▶ Your task
Transcribe every entry word for word. Skip the pictures.

▶ Provided data

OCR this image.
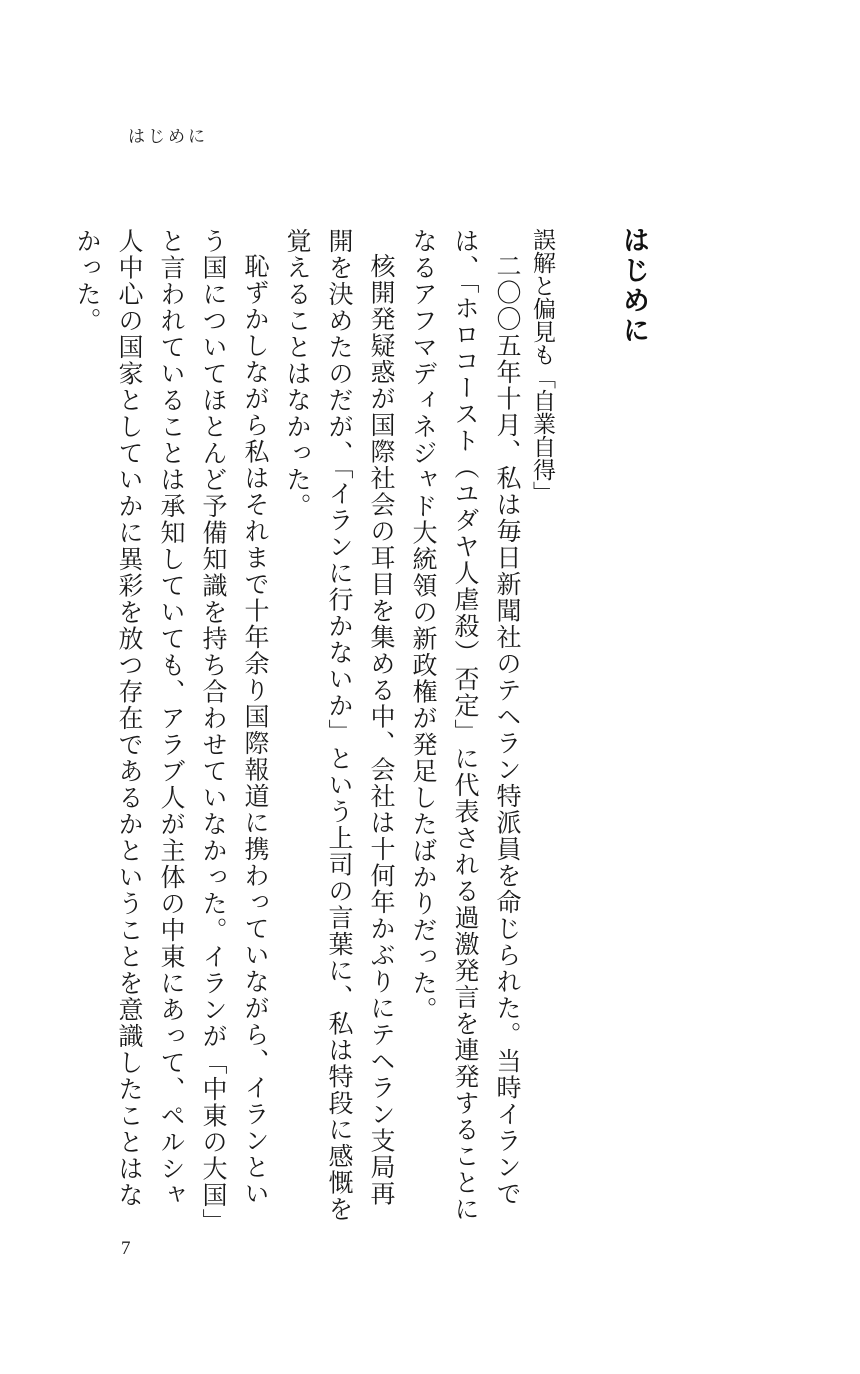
はじめに
はじめに
誤解と偏見も「自業自得」

二〇〇五年十月、私は毎日新聞社のテヘラン特派員を命じられた。当時イランでは、「ホロコースト（ユダヤ人虐殺）否定」に代表される過激発言を連発することになるアフマディネジャド大統領の新政権が発足したばかりだった。

核開発疑惑が国際社会の耳目を集める中、会社は十何年かぶりにテヘラン支局再開を決めたのだが、「イランに行かないか」という上司の言葉に、私は特段に感慨を覚えることはなかった。

恥ずかしながら私はそれまで十年余り国際報道に携わっていながら、イランという国についてほとんど予備知識を持ち合わせていなかった。イランが「中東の大国」と言われていることは承知していても、アラブ人が主体の中東にあって、ペルシャ人中心の国家としていかに異彩を放つ存在であるかということを意識したことはなかった。

7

▶ Result of this task
OCR this image.
はじめに
はじめに
誤解と偏見も「自業自得」

二〇〇五年十月、私は毎日新聞社のテヘラン特派員を命じられた。当時イランでは、「ホロコースト（ユダヤ人虐殺）否定」に代表される過激発言を連発することになるアフマディネジャド大統領の新政権が発足したばかりだった。

核開発疑惑が国際社会の耳目を集める中、会社は十何年かぶりにテヘラン支局再開を決めたのだが、「イランに行かないか」という上司の言葉に、私は特段に感慨を覚えることはなかった。

恥ずかしながら私はそれまで十年余り国際報道に携わっていながら、イランという国についてほとんど予備知識を持ち合わせていなかった。イランが「中東の大国」と言われていることは承知していても、アラブ人が主体の中東にあって、ペルシャ人中心の国家としていかに異彩を放つ存在であるかということを意識したことはなかった。

7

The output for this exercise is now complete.